[Data entries]
..............................

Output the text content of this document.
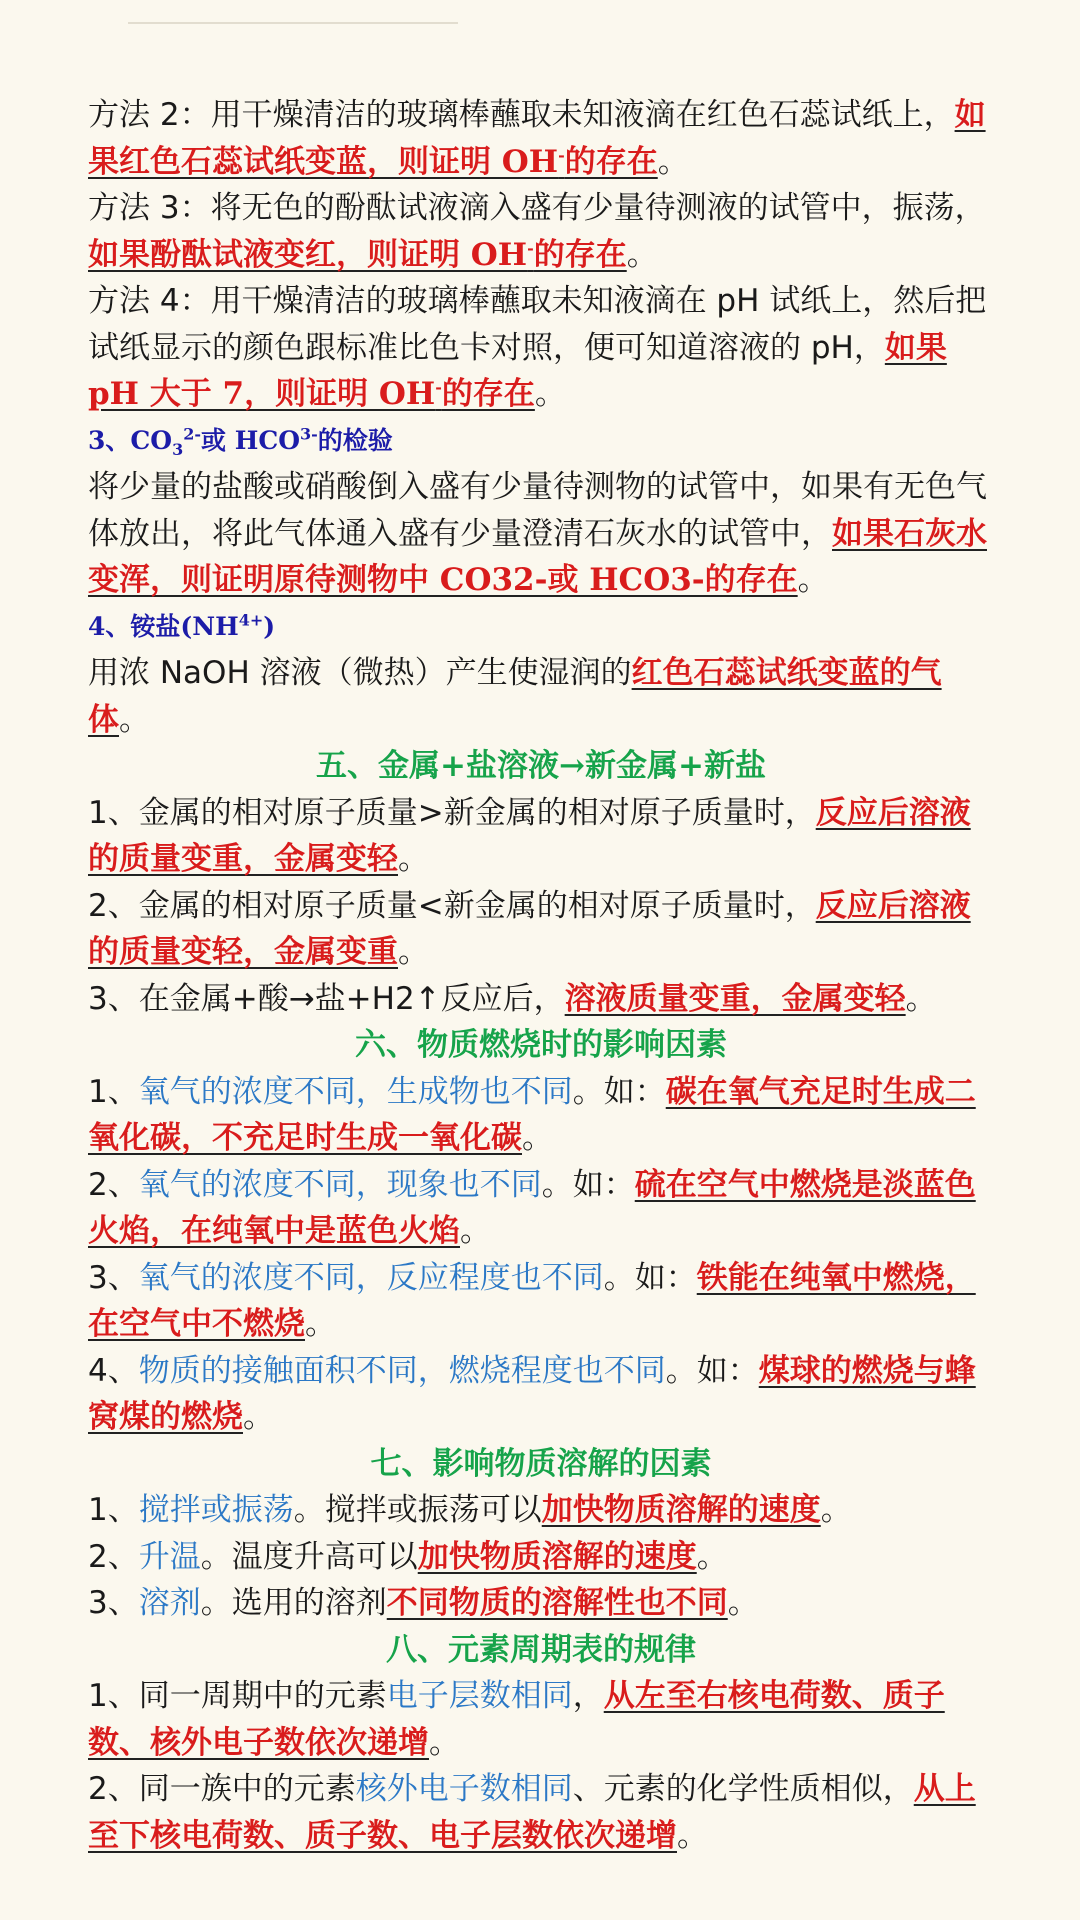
方法 2：用干燥清洁的玻璃棒蘸取未知液滴在红色石蕊试纸上，如果红色石蕊试纸变蓝，则证明 OH-的存在。

方法 3：将无色的酚酞试液滴入盛有少量待测液的试管中，振荡，如果酚酞试液变红，则证明 OH-的存在。

方法 4：用干燥清洁的玻璃棒蘸取未知液滴在 pH 试纸上，然后把试纸显示的颜色跟标准比色卡对照，便可知道溶液的 pH，如果 pH 大于 7，则证明 OH-的存在。

3、$CO_3^{2-}$或 $HCO^{3-}$的检验

将少量的盐酸或硝酸倒入盛有少量待测物的试管中，如果有无色气体放出，将此气体通入盛有少量澄清石灰水的试管中，如果石灰水变浑，则证明原待测物中 CO32-或 HCO3-的存在。

4、铵盐$(NH^{4+})$

用浓 NaOH 溶液（微热）产生使湿润的红色石蕊试纸变蓝的气体。

五、金属+盐溶液→新金属+新盐

1、金属的相对原子质量>新金属的相对原子质量时，反应后溶液的质量变重，金属变轻。

2、金属的相对原子质量<新金属的相对原子质量时，反应后溶液的质量变轻，金属变重。

3、在金属+酸→盐+H2↑反应后，溶液质量变重，金属变轻。

六、物质燃烧时的影响因素

1、氧气的浓度不同，生成物也不同。如：碳在氧气充足时生成二氧化碳，不充足时生成一氧化碳。

2、氧气的浓度不同，现象也不同。如：硫在空气中燃烧是淡蓝色火焰，在纯氧中是蓝色火焰。

3、氧气的浓度不同，反应程度也不同。如：铁能在纯氧中燃烧，在空气中不燃烧。

4、物质的接触面积不同，燃烧程度也不同。如：煤球的燃烧与蜂窝煤的燃烧。

七、影响物质溶解的因素

1、搅拌或振荡。搅拌或振荡可以加快物质溶解的速度。

2、升温。温度升高可以加快物质溶解的速度。

3、溶剂。选用的溶剂不同物质的溶解性也不同。

八、元素周期表的规律

1、同一周期中的元素电子层数相同，从左至右核电荷数、质子数、核外电子数依次递增。

2、同一族中的元素核外电子数相同、元素的化学性质相似，从上至下核电荷数、质子数、电子层数依次递增。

..............................

Copy each line containing the word "金属的相对原子质量" from the data.

1、金属的相对原子质量>新金属的相对原子质量时，反应后溶液的质量变重，金属变轻。
2、金属的相对原子质量<新金属的相对原子质量时，反应后溶液的质量变轻，金属变重。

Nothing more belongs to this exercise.